バニリルブチルもバニリル基を有していることから、皮膚に接触させると温感・熱感が付与されることが明らかにされており[6]、ボディマッサージ製品、ハンドケア製品、リップ系メイクアップ製品、頭皮ケア製品、入浴剤などに使用されています。

バニリルブチルの温感付与効果は即効型ではなく、塗布2分あたりから温感が上昇し10分あたりをピークとしてゆるやかに下降しながら温感を保持する持続型であり[7a]、速効型であるトウガラシ果実エキスと併用している場合は、即効性と持続性を兼ね備えた処方である可能性が考えられます。

また、1,2-アルカンジオールは、カリウムチャネルの一種であるTREK-1に作用することで温感強度を調整するため、バニリルブチルとカプリリルグリコール1,2-ヘキサンジオールなどの1,2-アルカンジオールを併用することで、灼熱感や刺激感が低減することが報告されていることから[7b][8]、これらが併用されている場合は刺激感を低減させたほどよい温感を実現する設計であると考えられます。

3. 混合原料としての配合目的

バニリルブチルは混合原料が開発されており、バニリルブチルと以下の成分が併用されている場合は、混合原料として配合されている可能性が考えられます。

原料名 Thermolat
構成成分 バニリルブチル1,2-ヘキサンジオールカプリリルグリコールパルミチン酸アスコルビル
特徴 1,2-アルカンジオールを併用することにより灼熱感や刺激を低減したバニリルブチルと1,2-アルカンジオールの混合原料
原料名 CelluCap VBE
構成成分 (酢酸/酪酸)セルロース、トリカプリリン、ベンゾトリアゾリルドデシルp-クレゾール、テトラ(ジ-t-ブチルヒドロキシヒドロケイヒ酸)ペンタエリスリチル、バニリルブチル
特徴 塗布することでバニリルブチルが放出され、やさしい温感与えるカプセル化バニリルブチル

4. 安全性評価

バニリルブチルの現時点での安全性は、

  • 15年以上の使用実績
  • 皮膚刺激性:ほとんどなし-軽度
  • 眼刺激性:詳細不明
  • 皮膚感作性(アレルギー性):ほとんどなし
  • 光毒性(光刺激性):ほとんどなし
  • 光感作性:ほとんどなし

このような結果となっており、化粧品配合量および通常使用下において、一般に安全性に問題のない成分であると考えられます。

以下は、この結論にいたった根拠です。

—————

課題の目標
バニリルブチルに関する本文の「バニリルブチルもバニリル基を」から下へ「ている可能性が考えられます。」までをすべて書き出し、その中の「トウガラシ果実エキス」を「ショウガ根エキス」に変える。

抽出データ
—————

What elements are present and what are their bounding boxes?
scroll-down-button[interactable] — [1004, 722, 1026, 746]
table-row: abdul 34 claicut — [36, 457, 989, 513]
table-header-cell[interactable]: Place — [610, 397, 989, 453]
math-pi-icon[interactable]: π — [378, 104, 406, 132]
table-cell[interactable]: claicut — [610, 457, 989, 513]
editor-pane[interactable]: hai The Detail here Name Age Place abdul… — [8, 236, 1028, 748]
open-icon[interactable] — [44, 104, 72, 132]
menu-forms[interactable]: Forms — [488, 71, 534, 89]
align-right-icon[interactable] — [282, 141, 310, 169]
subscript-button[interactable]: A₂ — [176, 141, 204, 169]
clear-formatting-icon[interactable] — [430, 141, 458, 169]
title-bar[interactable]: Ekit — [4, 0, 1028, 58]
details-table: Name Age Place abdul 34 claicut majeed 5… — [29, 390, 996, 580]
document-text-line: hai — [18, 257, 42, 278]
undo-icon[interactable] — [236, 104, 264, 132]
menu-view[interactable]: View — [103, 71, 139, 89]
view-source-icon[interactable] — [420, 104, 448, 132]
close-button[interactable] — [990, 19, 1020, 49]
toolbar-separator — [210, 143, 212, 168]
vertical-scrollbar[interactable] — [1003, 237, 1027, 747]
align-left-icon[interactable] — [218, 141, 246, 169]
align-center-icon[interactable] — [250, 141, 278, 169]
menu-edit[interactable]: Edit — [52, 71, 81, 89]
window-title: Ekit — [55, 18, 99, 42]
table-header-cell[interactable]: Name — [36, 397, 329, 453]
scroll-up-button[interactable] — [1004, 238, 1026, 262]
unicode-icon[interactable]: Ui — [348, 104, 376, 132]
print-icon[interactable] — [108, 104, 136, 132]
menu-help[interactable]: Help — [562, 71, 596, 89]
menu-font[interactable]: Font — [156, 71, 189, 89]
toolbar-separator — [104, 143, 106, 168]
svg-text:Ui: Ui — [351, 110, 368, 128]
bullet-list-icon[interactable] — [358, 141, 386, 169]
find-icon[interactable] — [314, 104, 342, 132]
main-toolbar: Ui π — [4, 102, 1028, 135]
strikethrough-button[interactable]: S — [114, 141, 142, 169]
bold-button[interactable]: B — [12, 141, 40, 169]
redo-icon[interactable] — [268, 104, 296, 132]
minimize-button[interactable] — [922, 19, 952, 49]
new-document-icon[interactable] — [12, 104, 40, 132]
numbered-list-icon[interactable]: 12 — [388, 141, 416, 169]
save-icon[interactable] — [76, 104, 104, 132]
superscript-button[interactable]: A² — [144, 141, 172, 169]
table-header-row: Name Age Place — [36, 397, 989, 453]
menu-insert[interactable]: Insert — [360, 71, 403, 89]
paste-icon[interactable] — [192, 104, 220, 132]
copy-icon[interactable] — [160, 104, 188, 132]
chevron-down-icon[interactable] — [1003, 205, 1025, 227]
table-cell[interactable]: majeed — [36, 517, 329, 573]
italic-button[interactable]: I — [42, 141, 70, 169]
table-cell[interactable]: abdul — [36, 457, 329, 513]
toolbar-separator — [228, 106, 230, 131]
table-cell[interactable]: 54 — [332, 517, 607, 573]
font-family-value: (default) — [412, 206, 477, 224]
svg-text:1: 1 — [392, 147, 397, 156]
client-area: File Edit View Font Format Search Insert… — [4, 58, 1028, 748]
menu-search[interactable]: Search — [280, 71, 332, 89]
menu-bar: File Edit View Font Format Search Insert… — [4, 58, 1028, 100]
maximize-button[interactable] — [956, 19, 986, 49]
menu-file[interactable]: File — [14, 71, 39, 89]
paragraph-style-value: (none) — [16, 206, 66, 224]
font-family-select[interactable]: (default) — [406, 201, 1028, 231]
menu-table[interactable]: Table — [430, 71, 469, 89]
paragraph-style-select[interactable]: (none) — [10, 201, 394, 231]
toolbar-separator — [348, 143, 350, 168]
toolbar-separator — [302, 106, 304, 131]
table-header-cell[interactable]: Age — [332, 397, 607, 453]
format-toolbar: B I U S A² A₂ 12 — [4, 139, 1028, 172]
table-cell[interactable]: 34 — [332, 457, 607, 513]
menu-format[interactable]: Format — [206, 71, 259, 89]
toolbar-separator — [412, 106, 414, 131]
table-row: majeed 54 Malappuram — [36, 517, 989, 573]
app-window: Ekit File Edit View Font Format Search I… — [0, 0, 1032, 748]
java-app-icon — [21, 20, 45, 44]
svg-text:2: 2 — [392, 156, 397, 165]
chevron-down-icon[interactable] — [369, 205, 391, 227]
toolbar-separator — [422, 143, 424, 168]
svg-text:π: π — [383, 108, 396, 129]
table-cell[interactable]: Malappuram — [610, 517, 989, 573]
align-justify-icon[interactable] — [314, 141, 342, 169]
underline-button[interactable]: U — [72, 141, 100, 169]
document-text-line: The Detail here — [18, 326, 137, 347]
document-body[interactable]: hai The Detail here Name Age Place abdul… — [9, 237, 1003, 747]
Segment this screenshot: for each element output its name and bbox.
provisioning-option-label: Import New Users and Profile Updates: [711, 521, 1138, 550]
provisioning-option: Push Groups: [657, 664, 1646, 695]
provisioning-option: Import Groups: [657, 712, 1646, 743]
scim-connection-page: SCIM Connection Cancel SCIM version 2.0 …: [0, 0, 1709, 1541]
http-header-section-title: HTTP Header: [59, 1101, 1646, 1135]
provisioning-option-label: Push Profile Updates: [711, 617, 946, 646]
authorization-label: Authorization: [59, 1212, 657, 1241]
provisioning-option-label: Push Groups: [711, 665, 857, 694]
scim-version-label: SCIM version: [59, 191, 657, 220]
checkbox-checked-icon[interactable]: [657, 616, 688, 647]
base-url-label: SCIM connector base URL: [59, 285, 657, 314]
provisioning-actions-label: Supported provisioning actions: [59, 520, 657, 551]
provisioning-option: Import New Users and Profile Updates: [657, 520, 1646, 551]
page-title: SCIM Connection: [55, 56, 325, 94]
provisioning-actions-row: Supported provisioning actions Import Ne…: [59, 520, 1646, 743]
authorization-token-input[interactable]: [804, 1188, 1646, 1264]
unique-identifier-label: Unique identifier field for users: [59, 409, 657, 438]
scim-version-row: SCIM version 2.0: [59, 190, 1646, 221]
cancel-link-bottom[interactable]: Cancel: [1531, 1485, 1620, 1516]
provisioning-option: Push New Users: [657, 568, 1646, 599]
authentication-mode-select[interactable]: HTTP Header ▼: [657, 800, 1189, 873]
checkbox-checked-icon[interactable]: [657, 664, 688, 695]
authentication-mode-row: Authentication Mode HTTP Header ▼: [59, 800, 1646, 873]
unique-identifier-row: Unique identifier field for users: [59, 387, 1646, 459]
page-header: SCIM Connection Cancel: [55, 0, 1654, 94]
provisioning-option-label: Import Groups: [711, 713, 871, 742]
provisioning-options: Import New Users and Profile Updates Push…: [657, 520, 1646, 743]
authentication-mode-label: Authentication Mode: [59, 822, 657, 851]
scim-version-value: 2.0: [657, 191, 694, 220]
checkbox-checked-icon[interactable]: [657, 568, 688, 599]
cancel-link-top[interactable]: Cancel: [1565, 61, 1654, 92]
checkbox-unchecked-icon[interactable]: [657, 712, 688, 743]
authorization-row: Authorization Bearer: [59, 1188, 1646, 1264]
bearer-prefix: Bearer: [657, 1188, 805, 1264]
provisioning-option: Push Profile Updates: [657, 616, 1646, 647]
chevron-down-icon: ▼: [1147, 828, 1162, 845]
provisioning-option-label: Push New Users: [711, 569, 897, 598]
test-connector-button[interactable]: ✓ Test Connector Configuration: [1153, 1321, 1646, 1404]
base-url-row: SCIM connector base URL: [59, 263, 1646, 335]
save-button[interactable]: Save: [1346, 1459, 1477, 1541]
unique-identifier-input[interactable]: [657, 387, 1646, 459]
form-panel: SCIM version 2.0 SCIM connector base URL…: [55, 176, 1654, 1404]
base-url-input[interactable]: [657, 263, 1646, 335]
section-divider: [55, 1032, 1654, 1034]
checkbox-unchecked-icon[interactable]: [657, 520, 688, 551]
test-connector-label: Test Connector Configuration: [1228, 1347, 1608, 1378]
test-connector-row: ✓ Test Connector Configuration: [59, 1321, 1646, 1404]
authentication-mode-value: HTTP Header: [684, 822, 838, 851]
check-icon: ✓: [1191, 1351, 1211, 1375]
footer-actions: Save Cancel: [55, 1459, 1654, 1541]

—————

最終解答
バニリルブチルもバニリル基を有していることから、皮膚に接触させると温感・熱感が付与されることが明らかにされており[6]、ボディマッサージ製品、ハンドケア製品、リップ系メイクアップ製品、頭皮ケア製品、入浴剤などに使用されています。

バニリルブチルの温感付与効果は即効型ではなく、塗布2分あたりから温感が上昇し10分あたりをピークとしてゆるやかに下降しながら温感を保持する持続型であり[7a]、速効型であるショウガ根エキスと併用している場合は、即効性と持続性を兼ね備えた処方である可能性が考えられます。

また、1,2-アルカンジオールは、カリウムチャネルの一種であるTREK-1に作用することで温感強度を調整するため、バニリルブチルとカプリリルグリコール1,2-ヘキサンジオールなどの1,2-アルカンジオールを併用することで、灼熱感や刺激感が低減することが報告されていることから[7b][8]、これらが併用されている場合は刺激感を低減させたほどよい温感を実現する設計であると考えられます。

3. 混合原料としての配合目的

バニリルブチルは混合原料が開発されており、バニリルブチルと以下の成分が併用されている場合は、混合原料として配合されている可能性が考えられます。